DATASET ROWS:
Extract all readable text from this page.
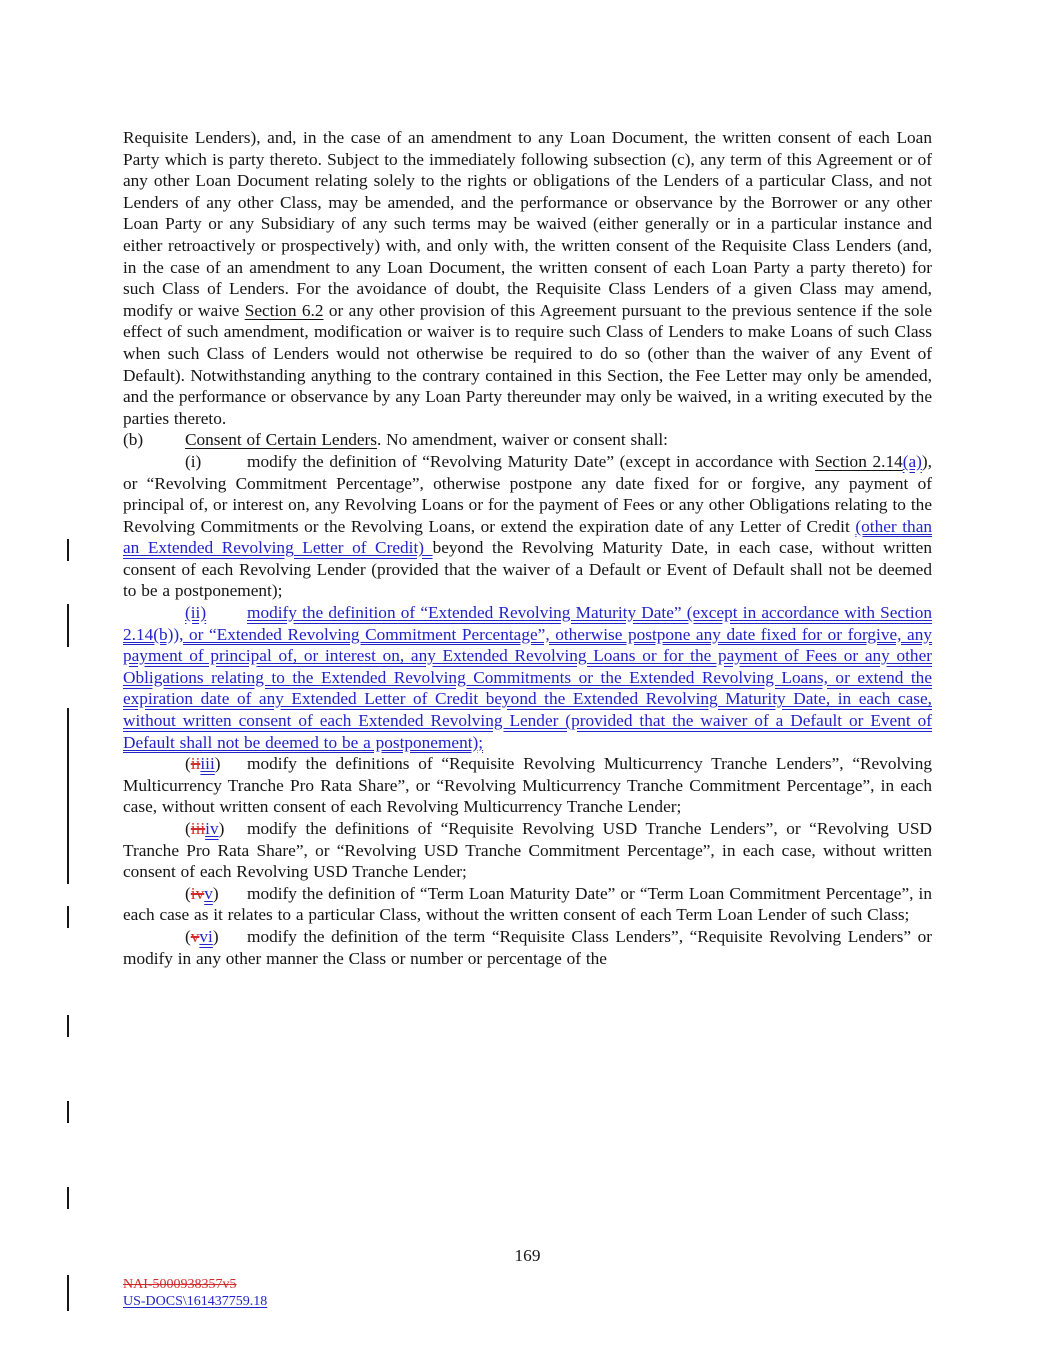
Requisite Lenders), and, in the case of an amendment to any Loan Document, the written consent of each Loan Party which is party thereto. Subject to the immediately following subsection (c), any term of this Agreement or of any other Loan Document relating solely to the rights or obligations of the Lenders of a particular Class, and not Lenders of any other Class, may be amended, and the performance or observance by the Borrower or any other Loan Party or any Subsidiary of any such terms may be waived (either generally or in a particular instance and either retroactively or prospectively) with, and only with, the written consent of the Requisite Class Lenders (and, in the case of an amendment to any Loan Document, the written consent of each Loan Party a party thereto) for such Class of Lenders. For the avoidance of doubt, the Requisite Class Lenders of a given Class may amend, modify or waive Section 6.2 or any other provision of this Agreement pursuant to the previous sentence if the sole effect of such amendment, modification or waiver is to require such Class of Lenders to make Loans of such Class when such Class of Lenders would not otherwise be required to do so (other than the waiver of any Event of Default). Notwithstanding anything to the contrary contained in this Section, the Fee Letter may only be amended, and the performance or observance by any Loan Party thereunder may only be waived, in a writing executed by the parties thereto.

(b) Consent of Certain Lenders. No amendment, waiver or consent shall:

(i)	modify the definition of “Revolving Maturity Date” (except in accordance with Section 2.14(a)), or “Revolving Commitment Percentage”, otherwise postpone any date fixed for or forgive, any payment of principal of, or interest on, any Revolving Loans or for the payment of Fees or any other Obligations relating to the Revolving Commitments or the Revolving Loans, or extend the expiration date of any Letter of Credit (other than an Extended Revolving Letter of Credit) beyond the Revolving Maturity Date, in each case, without written consent of each Revolving Lender (provided that the waiver of a Default or Event of Default shall not be deemed to be a postponement);

(ii) modify the definition of “Extended Revolving Maturity Date” (except in accordance with Section 2.14(b)), or “Extended Revolving Commitment Percentage”, otherwise postpone any date fixed for or forgive, any payment of principal of, or interest on, any Extended Revolving Loans or for the payment of Fees or any other Obligations relating to the Extended Revolving Commitments or the Extended Revolving Loans, or extend the expiration date of any Extended Letter of Credit beyond the Extended Revolving Maturity Date, in each case, without written consent of each Extended Revolving Lender (provided that the waiver of a Default or Event of Default shall not be deemed to be a postponement);

(iiiii) modify the definitions of “Requisite Revolving Multicurrency Tranche Lenders”, “Revolving Multicurrency Tranche Pro Rata Share”, or “Revolving Multicurrency Tranche Commitment Percentage”, in each case, without written consent of each Revolving Multicurrency Tranche Lender;

(iiiiv) modify the definitions of “Requisite Revolving USD Tranche Lenders”, or “Revolving USD Tranche Pro Rata Share”, or “Revolving USD Tranche Commitment Percentage”, in each case, without written consent of each Revolving USD Tranche Lender;

(ivv) modify the definition of “Term Loan Maturity Date” or “Term Loan Commitment Percentage”, in each case as it relates to a particular Class, without the written consent of each Term Loan Lender of such Class;

(vvi) modify the definition of the term “Requisite Class Lenders”, “Requisite Revolving Lenders” or modify in any other manner the Class or number or percentage of the

169
NAI-5000938357v5
US-DOCS\161437759.18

INSTRUCTIONS FOR THE TASK:
Leaving aside the images, write out the entries above word for word.

ANSWER FOR THIS EXERCISE:
Extract all readable text from this page.
Requisite Lenders), and, in the case of an amendment to any Loan Document, the written consent of each Loan Party which is party thereto. Subject to the immediately following subsection (c), any term of this Agreement or of any other Loan Document relating solely to the rights or obligations of the Lenders of a particular Class, and not Lenders of any other Class, may be amended, and the performance or observance by the Borrower or any other Loan Party or any Subsidiary of any such terms may be waived (either generally or in a particular instance and either retroactively or prospectively) with, and only with, the written consent of the Requisite Class Lenders (and, in the case of an amendment to any Loan Document, the written consent of each Loan Party a party thereto) for such Class of Lenders. For the avoidance of doubt, the Requisite Class Lenders of a given Class may amend, modify or waive Section 6.2 or any other provision of this Agreement pursuant to the previous sentence if the sole effect of such amendment, modification or waiver is to require such Class of Lenders to make Loans of such Class when such Class of Lenders would not otherwise be required to do so (other than the waiver of any Event of Default). Notwithstanding anything to the contrary contained in this Section, the Fee Letter may only be amended, and the performance or observance by any Loan Party thereunder may only be waived, in a writing executed by the parties thereto.

(b) Consent of Certain Lenders. No amendment, waiver or consent shall:

(i)	modify the definition of “Revolving Maturity Date” (except in accordance with Section 2.14(a)), or “Revolving Commitment Percentage”, otherwise postpone any date fixed for or forgive, any payment of principal of, or interest on, any Revolving Loans or for the payment of Fees or any other Obligations relating to the Revolving Commitments or the Revolving Loans, or extend the expiration date of any Letter of Credit (other than an Extended Revolving Letter of Credit) beyond the Revolving Maturity Date, in each case, without written consent of each Revolving Lender (provided that the waiver of a Default or Event of Default shall not be deemed to be a postponement);

(ii) modify the definition of “Extended Revolving Maturity Date” (except in accordance with Section 2.14(b)), or “Extended Revolving Commitment Percentage”, otherwise postpone any date fixed for or forgive, any payment of principal of, or interest on, any Extended Revolving Loans or for the payment of Fees or any other Obligations relating to the Extended Revolving Commitments or the Extended Revolving Loans, or extend the expiration date of any Extended Letter of Credit beyond the Extended Revolving Maturity Date, in each case, without written consent of each Extended Revolving Lender (provided that the waiver of a Default or Event of Default shall not be deemed to be a postponement);

(iiiii) modify the definitions of “Requisite Revolving Multicurrency Tranche Lenders”, “Revolving Multicurrency Tranche Pro Rata Share”, or “Revolving Multicurrency Tranche Commitment Percentage”, in each case, without written consent of each Revolving Multicurrency Tranche Lender;

(iiiiv) modify the definitions of “Requisite Revolving USD Tranche Lenders”, or “Revolving USD Tranche Pro Rata Share”, or “Revolving USD Tranche Commitment Percentage”, in each case, without written consent of each Revolving USD Tranche Lender;

(ivv) modify the definition of “Term Loan Maturity Date” or “Term Loan Commitment Percentage”, in each case as it relates to a particular Class, without the written consent of each Term Loan Lender of such Class;

(vvi) modify the definition of the term “Requisite Class Lenders”, “Requisite Revolving Lenders” or modify in any other manner the Class or number or percentage of the

169
NAI-5000938357v5
US-DOCS\161437759.18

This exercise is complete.